Work to be completed
Go through the listing below and gather every line with the word "data".

Supplied entries
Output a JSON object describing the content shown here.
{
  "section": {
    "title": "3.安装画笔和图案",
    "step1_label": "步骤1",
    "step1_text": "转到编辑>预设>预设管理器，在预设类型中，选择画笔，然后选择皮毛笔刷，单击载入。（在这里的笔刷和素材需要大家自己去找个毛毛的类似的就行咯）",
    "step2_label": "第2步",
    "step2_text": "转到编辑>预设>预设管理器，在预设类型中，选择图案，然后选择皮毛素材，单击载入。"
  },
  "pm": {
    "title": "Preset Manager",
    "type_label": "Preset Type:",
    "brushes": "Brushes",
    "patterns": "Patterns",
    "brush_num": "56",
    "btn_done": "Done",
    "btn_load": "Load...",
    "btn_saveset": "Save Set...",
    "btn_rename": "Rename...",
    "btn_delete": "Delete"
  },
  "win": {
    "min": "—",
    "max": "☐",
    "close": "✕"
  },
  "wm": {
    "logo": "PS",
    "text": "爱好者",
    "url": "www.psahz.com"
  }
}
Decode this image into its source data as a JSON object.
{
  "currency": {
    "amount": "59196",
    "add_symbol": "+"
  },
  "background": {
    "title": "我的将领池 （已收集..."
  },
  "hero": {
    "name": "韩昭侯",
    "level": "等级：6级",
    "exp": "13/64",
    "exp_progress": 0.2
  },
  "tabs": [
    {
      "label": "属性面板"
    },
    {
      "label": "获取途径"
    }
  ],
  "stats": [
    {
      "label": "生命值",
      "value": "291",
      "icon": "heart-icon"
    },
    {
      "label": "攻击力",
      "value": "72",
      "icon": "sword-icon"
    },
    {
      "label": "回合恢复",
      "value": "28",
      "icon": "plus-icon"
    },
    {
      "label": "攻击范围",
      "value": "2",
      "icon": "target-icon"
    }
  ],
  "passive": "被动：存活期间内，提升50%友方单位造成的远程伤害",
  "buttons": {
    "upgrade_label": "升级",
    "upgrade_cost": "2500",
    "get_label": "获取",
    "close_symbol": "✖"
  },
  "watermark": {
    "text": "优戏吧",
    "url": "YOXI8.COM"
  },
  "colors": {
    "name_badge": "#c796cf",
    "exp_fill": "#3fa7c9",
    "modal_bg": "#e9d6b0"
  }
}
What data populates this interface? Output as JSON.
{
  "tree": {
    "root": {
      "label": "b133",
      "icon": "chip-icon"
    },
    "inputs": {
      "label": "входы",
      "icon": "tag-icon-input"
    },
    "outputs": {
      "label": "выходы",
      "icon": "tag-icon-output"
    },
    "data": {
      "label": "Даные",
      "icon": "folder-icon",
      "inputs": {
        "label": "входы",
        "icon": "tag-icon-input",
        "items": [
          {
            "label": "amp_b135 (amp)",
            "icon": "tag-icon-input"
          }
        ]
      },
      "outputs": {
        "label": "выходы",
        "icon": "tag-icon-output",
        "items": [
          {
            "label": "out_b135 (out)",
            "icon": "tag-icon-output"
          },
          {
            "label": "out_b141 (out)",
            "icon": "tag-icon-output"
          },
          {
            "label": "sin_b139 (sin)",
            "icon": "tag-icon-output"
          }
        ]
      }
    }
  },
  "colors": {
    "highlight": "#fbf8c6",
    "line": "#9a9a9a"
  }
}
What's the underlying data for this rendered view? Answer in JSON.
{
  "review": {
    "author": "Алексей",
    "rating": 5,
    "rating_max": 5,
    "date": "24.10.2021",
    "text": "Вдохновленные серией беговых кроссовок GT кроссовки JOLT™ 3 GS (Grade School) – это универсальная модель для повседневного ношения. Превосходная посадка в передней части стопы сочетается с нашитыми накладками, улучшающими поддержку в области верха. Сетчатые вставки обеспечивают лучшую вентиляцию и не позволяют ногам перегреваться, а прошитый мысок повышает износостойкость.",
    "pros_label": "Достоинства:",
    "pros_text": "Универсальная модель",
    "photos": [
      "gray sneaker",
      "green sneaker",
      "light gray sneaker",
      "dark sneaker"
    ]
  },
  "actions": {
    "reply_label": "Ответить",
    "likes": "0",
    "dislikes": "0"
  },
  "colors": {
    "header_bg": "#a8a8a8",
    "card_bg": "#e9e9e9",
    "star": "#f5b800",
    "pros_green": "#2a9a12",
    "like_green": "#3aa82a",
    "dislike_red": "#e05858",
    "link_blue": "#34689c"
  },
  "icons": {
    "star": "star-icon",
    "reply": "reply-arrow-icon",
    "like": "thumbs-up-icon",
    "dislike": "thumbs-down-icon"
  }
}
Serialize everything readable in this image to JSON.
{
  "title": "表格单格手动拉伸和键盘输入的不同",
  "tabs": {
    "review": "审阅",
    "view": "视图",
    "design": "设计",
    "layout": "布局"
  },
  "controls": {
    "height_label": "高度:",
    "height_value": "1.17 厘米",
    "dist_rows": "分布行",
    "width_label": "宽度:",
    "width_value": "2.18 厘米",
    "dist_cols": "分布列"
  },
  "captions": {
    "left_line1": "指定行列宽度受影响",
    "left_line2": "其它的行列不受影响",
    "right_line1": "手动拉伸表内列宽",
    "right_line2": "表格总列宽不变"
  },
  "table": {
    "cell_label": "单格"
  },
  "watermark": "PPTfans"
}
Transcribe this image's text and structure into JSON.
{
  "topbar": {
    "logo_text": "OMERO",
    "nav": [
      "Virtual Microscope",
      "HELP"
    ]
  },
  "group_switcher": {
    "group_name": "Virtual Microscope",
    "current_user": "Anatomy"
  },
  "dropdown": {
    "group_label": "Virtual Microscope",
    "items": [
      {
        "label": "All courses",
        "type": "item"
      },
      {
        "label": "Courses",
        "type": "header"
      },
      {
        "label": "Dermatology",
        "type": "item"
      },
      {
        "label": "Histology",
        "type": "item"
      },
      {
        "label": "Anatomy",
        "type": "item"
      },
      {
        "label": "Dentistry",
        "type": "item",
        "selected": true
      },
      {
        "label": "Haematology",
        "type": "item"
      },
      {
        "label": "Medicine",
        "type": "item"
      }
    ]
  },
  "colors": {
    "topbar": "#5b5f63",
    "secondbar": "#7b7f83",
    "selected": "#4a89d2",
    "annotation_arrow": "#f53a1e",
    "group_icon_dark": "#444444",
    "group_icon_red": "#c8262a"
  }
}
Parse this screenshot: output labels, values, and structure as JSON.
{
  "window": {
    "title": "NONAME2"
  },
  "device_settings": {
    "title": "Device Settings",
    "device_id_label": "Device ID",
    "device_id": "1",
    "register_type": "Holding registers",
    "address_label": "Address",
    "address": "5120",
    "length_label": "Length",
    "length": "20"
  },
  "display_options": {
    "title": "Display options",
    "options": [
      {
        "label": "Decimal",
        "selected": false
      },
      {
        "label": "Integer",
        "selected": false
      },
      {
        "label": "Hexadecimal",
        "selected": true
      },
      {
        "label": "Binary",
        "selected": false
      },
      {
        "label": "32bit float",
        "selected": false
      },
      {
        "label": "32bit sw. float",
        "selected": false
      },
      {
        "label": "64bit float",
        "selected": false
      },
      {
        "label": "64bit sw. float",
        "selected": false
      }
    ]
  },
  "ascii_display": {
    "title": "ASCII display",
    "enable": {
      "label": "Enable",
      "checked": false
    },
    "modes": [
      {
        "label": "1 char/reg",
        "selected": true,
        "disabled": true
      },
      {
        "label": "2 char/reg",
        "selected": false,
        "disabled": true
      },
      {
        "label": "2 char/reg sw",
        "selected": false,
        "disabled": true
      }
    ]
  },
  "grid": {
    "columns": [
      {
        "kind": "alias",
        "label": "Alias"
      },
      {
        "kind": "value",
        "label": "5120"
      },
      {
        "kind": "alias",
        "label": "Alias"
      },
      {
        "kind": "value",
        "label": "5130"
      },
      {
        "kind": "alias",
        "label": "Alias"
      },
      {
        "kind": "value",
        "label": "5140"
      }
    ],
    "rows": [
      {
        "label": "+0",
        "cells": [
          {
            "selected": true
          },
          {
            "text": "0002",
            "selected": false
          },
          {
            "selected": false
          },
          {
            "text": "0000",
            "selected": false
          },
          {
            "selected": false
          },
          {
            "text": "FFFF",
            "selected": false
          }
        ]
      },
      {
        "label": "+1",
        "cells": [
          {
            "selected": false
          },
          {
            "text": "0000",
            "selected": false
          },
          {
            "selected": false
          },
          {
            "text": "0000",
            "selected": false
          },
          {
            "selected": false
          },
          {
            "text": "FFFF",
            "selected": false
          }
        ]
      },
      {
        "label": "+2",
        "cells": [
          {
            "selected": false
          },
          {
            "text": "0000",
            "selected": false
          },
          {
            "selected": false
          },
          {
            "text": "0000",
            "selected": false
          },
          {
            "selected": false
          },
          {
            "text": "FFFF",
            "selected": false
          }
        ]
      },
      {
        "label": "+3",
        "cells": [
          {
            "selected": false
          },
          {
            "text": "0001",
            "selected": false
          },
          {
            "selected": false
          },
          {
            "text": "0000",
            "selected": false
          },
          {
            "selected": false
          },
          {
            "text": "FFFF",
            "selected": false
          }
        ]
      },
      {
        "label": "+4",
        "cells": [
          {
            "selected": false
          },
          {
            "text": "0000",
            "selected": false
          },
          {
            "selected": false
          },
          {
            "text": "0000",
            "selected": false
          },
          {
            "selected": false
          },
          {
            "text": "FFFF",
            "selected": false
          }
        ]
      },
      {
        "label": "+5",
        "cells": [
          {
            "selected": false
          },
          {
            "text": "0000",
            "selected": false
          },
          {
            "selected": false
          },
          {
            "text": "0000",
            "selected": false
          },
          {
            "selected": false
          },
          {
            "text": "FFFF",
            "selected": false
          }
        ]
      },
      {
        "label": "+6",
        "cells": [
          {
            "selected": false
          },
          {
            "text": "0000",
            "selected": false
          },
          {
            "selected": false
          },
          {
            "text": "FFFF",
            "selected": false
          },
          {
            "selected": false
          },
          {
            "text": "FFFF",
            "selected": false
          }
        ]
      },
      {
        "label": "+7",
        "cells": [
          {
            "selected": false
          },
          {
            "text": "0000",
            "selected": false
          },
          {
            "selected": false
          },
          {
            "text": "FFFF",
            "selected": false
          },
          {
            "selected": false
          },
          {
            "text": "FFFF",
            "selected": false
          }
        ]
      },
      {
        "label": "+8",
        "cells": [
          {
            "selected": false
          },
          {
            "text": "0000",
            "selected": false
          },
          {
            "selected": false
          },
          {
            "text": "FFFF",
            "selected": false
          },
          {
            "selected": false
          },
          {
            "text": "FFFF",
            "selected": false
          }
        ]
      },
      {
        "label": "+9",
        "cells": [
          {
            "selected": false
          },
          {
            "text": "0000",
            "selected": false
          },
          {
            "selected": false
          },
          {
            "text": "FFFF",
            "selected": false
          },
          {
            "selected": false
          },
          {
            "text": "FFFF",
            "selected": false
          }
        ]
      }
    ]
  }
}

Response to this task
Decode this image into its source data as a JSON object.
What data populates this interface? Output as JSON.
    "data": {
What's the underlying data for this rendered view? Answer in JSON.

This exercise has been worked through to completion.